- _Data for the task_:
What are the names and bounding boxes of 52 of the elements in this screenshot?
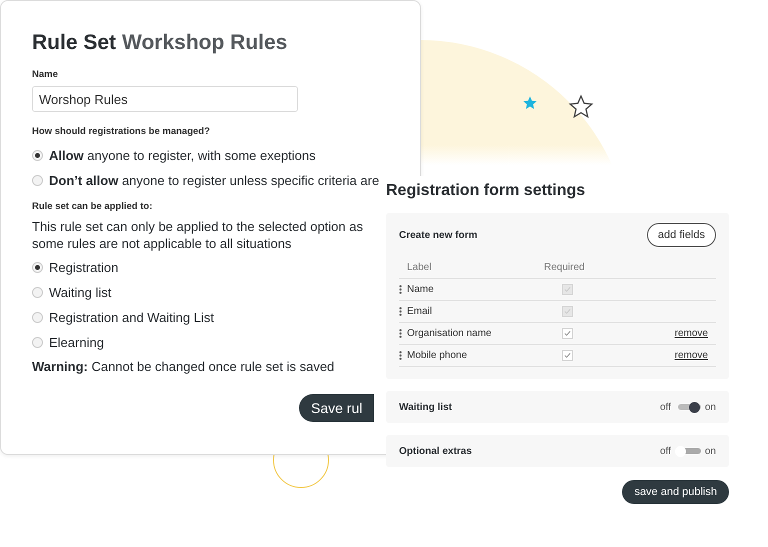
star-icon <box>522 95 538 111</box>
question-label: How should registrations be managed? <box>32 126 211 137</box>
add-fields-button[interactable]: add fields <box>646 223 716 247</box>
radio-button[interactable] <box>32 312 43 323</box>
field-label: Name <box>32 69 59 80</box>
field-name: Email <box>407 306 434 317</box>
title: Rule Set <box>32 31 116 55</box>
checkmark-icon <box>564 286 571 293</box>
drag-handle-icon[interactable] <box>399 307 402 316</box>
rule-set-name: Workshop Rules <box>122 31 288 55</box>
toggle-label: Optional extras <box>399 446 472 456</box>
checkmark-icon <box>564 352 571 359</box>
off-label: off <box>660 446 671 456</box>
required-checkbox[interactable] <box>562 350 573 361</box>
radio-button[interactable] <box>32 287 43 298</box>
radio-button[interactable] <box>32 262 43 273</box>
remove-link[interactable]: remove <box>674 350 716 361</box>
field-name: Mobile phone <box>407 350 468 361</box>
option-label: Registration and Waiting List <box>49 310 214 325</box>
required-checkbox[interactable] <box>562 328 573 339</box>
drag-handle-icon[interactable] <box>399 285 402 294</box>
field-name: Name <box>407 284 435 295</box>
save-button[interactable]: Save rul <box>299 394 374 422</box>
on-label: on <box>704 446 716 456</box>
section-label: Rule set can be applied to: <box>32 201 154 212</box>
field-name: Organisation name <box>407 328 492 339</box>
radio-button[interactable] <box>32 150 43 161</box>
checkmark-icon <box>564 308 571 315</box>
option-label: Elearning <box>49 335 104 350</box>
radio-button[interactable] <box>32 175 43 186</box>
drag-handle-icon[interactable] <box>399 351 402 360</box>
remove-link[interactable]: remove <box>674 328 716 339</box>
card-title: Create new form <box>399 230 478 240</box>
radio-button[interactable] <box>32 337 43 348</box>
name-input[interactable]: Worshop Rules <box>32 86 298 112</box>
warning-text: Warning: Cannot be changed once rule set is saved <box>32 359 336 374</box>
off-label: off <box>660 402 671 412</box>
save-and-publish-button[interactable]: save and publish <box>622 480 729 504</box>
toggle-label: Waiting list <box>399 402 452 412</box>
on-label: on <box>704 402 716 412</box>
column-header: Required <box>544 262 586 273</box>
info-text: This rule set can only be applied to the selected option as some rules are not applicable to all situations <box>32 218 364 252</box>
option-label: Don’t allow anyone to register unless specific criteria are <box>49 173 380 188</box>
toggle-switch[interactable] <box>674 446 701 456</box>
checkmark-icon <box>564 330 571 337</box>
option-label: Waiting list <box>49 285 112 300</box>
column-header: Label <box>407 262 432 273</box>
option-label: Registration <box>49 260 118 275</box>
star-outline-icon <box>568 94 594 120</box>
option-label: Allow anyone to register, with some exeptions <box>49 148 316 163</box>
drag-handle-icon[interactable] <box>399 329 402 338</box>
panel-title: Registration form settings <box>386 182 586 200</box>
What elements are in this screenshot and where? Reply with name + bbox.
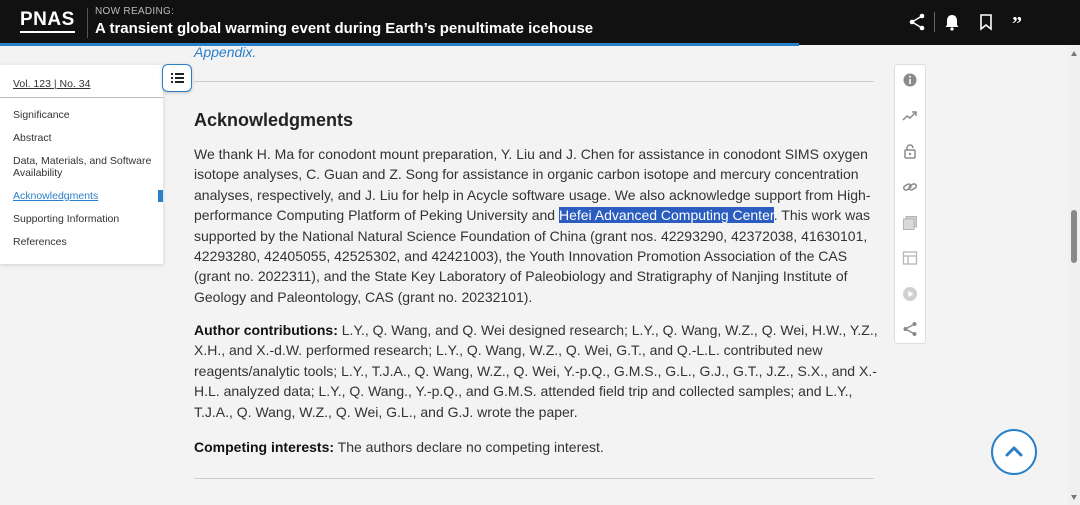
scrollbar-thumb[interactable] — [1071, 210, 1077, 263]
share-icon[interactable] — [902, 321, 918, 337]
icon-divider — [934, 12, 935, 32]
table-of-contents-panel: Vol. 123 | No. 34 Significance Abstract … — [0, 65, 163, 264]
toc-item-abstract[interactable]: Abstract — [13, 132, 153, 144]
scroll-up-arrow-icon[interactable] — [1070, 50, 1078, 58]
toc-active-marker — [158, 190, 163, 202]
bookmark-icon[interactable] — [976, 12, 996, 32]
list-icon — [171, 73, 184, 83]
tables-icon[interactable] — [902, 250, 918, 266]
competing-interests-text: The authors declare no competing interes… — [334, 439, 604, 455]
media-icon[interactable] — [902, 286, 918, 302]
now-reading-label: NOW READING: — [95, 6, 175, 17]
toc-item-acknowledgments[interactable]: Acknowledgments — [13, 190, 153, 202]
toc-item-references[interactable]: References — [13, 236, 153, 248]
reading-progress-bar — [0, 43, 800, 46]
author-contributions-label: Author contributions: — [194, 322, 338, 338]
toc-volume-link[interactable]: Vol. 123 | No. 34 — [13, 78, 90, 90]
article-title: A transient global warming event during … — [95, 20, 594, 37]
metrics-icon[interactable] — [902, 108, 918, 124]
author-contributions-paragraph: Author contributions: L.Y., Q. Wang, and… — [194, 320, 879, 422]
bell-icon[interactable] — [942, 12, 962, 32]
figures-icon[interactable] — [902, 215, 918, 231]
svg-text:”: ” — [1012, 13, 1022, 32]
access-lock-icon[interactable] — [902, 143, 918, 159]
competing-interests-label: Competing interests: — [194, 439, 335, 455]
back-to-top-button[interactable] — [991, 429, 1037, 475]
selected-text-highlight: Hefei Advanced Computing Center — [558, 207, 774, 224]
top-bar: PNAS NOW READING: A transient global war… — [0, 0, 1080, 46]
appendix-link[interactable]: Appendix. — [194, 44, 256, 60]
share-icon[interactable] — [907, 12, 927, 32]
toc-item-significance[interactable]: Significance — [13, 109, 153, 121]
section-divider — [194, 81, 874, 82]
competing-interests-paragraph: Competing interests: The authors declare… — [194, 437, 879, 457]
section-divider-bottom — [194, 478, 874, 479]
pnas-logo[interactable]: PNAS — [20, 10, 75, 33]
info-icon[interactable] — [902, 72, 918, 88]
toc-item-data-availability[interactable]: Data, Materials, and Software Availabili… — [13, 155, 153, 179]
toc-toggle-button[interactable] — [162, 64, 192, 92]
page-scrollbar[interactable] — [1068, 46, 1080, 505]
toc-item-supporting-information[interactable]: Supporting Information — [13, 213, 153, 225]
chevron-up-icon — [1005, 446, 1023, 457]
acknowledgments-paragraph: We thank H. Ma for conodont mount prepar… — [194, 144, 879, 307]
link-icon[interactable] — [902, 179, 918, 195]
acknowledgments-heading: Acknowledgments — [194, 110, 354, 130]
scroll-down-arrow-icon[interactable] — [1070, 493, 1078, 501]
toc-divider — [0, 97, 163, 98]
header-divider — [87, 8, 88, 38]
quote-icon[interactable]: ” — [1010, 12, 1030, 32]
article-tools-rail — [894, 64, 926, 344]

...

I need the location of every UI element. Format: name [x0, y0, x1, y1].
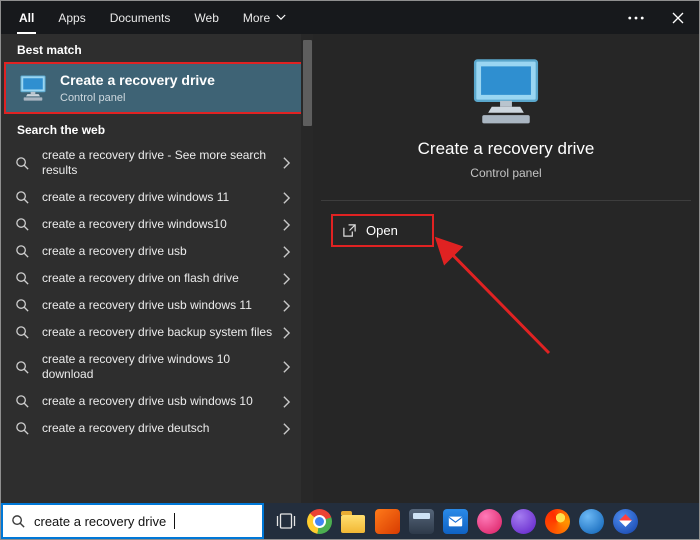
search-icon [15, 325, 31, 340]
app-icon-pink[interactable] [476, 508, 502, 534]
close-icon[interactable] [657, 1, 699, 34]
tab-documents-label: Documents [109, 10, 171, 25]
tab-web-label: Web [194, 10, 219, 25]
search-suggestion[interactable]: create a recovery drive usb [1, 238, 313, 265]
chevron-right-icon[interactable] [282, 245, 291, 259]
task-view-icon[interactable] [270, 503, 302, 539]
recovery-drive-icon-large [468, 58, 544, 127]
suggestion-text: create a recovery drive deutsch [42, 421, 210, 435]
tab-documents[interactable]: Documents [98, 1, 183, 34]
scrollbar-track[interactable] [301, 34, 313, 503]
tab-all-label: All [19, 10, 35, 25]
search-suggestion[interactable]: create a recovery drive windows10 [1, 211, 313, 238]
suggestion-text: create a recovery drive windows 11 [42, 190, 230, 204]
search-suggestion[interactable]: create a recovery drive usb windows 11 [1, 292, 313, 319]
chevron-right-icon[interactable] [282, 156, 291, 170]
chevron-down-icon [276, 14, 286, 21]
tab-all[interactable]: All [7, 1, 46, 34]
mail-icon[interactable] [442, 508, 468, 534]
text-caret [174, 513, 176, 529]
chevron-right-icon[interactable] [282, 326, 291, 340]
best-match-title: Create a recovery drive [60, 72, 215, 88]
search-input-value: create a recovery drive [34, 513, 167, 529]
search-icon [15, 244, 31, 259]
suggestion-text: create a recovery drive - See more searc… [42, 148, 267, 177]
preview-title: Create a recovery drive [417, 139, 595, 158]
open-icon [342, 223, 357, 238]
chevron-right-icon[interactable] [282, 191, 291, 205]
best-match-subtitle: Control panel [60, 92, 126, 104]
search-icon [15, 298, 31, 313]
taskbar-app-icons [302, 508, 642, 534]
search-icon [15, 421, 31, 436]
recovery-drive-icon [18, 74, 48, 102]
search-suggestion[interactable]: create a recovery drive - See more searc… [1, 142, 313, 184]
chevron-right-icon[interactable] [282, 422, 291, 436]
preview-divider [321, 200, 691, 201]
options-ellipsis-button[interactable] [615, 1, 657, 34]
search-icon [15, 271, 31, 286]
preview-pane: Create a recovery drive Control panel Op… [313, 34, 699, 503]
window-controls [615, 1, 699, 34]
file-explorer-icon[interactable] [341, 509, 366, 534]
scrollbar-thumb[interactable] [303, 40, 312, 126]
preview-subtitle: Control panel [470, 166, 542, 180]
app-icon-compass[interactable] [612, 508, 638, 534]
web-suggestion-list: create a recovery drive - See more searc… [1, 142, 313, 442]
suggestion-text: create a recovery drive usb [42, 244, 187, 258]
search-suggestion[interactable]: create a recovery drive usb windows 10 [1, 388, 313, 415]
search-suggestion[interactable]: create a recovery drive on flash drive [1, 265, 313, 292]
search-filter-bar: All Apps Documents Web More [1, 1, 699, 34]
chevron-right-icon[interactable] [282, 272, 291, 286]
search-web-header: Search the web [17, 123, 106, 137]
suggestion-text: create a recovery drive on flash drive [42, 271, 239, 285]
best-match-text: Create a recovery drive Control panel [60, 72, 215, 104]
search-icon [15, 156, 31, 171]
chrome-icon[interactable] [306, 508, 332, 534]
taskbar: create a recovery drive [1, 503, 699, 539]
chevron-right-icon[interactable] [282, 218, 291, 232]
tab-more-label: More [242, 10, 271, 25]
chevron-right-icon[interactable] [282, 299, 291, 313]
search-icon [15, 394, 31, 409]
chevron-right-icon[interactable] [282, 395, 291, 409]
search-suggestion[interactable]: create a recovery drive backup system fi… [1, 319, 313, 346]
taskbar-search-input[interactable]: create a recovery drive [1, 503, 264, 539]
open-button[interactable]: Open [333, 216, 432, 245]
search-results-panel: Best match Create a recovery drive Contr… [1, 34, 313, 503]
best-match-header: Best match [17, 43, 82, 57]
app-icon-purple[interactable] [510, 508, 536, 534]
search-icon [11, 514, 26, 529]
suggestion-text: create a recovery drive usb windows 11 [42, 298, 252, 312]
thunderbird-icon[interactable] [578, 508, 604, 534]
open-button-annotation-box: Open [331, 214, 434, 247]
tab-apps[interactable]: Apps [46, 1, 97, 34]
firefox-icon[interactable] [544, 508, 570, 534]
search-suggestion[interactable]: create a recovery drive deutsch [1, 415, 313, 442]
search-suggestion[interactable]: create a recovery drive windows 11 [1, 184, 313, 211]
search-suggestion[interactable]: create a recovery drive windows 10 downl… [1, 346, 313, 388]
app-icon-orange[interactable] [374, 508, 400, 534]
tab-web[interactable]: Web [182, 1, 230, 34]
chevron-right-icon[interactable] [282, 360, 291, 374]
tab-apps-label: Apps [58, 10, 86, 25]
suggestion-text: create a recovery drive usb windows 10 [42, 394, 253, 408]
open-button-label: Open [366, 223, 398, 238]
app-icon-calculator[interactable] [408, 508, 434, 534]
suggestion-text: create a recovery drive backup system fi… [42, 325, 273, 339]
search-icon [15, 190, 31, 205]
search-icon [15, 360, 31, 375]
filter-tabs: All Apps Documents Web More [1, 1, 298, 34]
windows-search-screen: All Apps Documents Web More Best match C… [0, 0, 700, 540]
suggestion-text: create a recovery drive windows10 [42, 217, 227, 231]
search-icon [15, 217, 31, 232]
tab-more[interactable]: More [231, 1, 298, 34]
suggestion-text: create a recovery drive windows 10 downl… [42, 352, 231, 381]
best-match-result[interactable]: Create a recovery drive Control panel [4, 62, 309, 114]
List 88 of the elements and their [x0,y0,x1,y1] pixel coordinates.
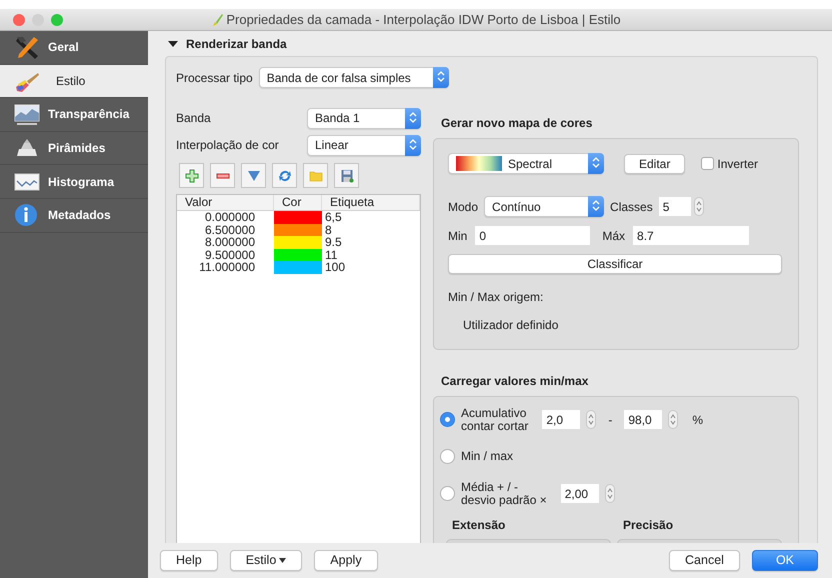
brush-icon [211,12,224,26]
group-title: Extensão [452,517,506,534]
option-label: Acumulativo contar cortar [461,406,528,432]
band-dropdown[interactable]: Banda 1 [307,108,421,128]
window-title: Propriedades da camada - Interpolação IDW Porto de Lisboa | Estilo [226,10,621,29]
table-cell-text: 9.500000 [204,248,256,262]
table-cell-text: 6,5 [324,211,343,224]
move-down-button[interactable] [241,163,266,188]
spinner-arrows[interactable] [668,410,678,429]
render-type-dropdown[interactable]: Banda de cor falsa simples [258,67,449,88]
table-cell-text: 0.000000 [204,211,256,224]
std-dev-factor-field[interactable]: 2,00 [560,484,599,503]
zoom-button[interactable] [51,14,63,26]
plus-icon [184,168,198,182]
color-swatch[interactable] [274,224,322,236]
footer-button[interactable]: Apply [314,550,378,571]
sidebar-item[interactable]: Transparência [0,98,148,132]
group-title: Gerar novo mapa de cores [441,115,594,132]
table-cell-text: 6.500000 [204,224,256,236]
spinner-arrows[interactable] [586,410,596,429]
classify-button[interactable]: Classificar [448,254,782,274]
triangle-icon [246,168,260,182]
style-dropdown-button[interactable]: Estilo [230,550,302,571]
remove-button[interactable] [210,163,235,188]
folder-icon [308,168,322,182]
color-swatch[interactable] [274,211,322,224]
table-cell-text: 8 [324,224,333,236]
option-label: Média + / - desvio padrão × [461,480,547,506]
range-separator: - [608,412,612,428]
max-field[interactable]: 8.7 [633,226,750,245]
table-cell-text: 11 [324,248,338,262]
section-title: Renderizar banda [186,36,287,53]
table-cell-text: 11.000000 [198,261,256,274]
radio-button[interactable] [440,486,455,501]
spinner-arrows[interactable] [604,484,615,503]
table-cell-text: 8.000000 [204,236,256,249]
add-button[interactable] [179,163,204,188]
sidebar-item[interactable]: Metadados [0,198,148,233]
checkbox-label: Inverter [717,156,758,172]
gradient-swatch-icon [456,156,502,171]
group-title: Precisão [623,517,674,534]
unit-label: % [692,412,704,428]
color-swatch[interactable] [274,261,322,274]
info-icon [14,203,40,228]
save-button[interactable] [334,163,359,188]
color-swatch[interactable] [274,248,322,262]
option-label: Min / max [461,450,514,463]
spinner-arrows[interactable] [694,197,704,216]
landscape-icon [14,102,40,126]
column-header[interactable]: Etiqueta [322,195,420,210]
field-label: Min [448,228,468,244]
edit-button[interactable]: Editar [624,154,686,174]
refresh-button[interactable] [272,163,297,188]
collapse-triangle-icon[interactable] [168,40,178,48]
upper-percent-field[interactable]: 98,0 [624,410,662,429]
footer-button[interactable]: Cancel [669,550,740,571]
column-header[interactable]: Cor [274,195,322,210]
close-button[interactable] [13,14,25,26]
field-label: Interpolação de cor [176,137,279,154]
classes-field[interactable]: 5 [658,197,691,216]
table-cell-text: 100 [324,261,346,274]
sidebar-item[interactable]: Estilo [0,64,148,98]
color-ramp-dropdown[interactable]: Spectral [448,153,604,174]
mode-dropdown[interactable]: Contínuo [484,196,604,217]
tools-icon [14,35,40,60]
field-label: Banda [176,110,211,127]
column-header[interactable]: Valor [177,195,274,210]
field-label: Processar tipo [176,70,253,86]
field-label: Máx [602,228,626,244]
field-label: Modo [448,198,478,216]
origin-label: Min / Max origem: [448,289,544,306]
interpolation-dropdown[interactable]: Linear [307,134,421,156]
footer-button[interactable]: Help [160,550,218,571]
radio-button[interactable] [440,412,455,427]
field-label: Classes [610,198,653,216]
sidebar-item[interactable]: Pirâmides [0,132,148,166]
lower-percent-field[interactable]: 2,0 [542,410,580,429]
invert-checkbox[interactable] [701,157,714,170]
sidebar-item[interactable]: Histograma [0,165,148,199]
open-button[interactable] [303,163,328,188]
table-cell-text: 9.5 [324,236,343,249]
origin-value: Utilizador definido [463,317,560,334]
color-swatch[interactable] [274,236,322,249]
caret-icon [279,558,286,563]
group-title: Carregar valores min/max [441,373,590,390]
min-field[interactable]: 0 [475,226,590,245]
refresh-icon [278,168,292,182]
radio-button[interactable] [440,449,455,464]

- _Exercise brief_: Copy the data verbatim, starting with the line that contains "search-icon [15, 325, 31, 340]" and going on through the line that contains "text-caret [174, 513, 176, 529]", including both of those lines.

- _Solved problem_:
search-icon [15, 325, 31, 340]
app-icon-pink[interactable] [476, 508, 502, 534]
close-icon[interactable] [657, 1, 699, 34]
tab-documents-label: Documents [109, 10, 171, 25]
tab-web-label: Web [194, 10, 219, 25]
search-suggestion[interactable]: create a recovery drive usb [1, 238, 313, 265]
chevron-right-icon[interactable] [282, 245, 291, 259]
task-view-icon[interactable] [270, 503, 302, 539]
recovery-drive-icon-large [468, 58, 544, 127]
suggestion-text: create a recovery drive deutsch [42, 421, 210, 435]
tab-documents[interactable]: Documents [98, 1, 183, 34]
scrollbar-track[interactable] [301, 34, 313, 503]
tab-all-label: All [19, 10, 35, 25]
search-suggestion[interactable]: create a recovery drive windows10 [1, 211, 313, 238]
suggestion-text: create a recovery drive windows 11 [42, 190, 230, 204]
search-suggestion[interactable]: create a recovery drive usb windows 11 [1, 292, 313, 319]
chevron-right-icon[interactable] [282, 156, 291, 170]
chevron-down-icon [276, 14, 286, 21]
tab-all[interactable]: All [7, 1, 46, 34]
mail-icon[interactable] [442, 508, 468, 534]
text-caret [174, 513, 176, 529]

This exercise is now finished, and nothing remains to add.